■ Page excerpt ■
^^^^

# New Oracle Touch User - Question about dialing in.



## MG42Maniac (11 mo ago)

Hi all,

I've had my Oracle Touch now for a week. So far it's been a solid upgrade over my De'Longhi ECAM44.660.B. Coming from a fully automated B2C I'm struggling a bit to get this setup right.

A good friend of mine uses a De'Longhi La Specialista Maestro EC9665.M and his produces really nice coffee. We both use the same decent quality beans (Local cafe, medium roast espresso, freshly roasted). To get my machine close to his taste, I'm running it on Grind setting 8. I'm running a 30 second double shot. This is producing good coffee but I don't want to base mine entirely off of his machine, it was just a starting point.

I want to try and get better results so I'm tinkering again.

Just to clarify, I'm using a 22g dose, so should be looking at about a 2:1 double which is 88g out. Is this about right? I'm also trying to set the grind setting so that it produces this amount over 30 seconds with a 10 second infusion, is this all about right?


----------



## TobyAnscombe (Sep 28, 2014)

Don't want to cast aspersions on your maths but 2:1 would be 44g out 😉

Set a manual shot to 30 sec, Dose is always fixed to approx 22-24g (depending on your tamp fan)

Set grind to a point where you get ~50g out in 30 sec, taste and then either grind up or down depending on taste...

^^^^

■ Given data ■
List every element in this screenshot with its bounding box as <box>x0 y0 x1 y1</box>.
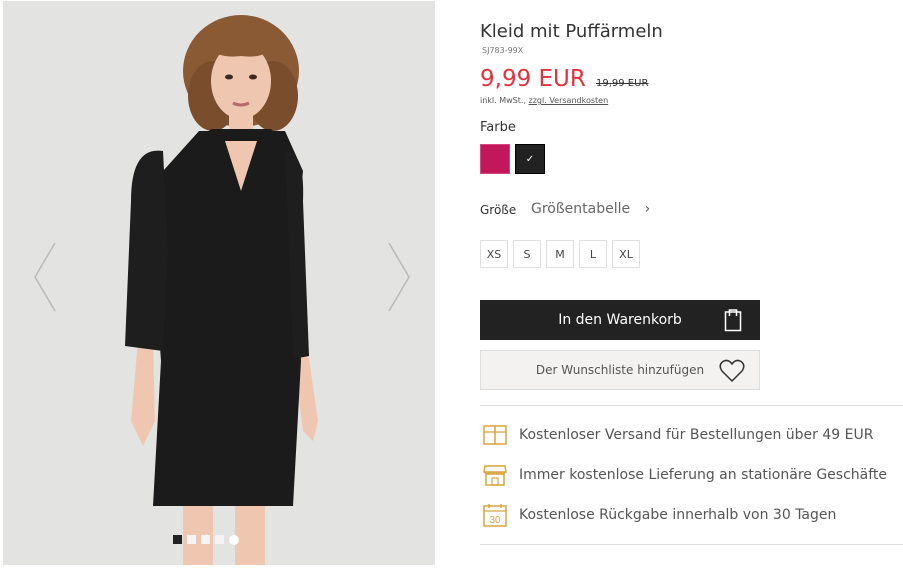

^^^^

■ Work to do ■
1. Reproduce the part of the Oracle Touch forum thread from "I've had my" to "this setup right.".
2. Write the next part of the forum thread about dialing in the Oracle Touch, picking up right after its final sentence.

■ Final answers ■
1.
I've had my Oracle Touch now for a week. So far it's been a solid upgrade over my De'Longhi ECAM44.660.B. Coming from a fully automated B2C I'm struggling a bit to get this setup right.

2.
----------



## MG42Maniac (11 mo ago)

Ahh, I was thinking it was per shot so a double should be twice the amount. I'll aim for 50g over 30 seconds. From reading other threads, no one else seems to set their grind as low as mine so I was concerned I was doing something really wrong!

Thanks for your help


----------



## TobyAnscombe (Sep 28, 2014)

Ignore pretty much everyone else's grind size; its all dependent on your machine. For example I'm currently grinding on 9 but if I changed the top burr then it could be much higher (25-29). Change one thing at a time and track your changes 😉


----------



## MG42Maniac (11 mo ago)

That's where the confusion is then, I assumed I could use other people's settings as a guide. I'll play with this over the next few days and see if I can get 50g over 30 seconds.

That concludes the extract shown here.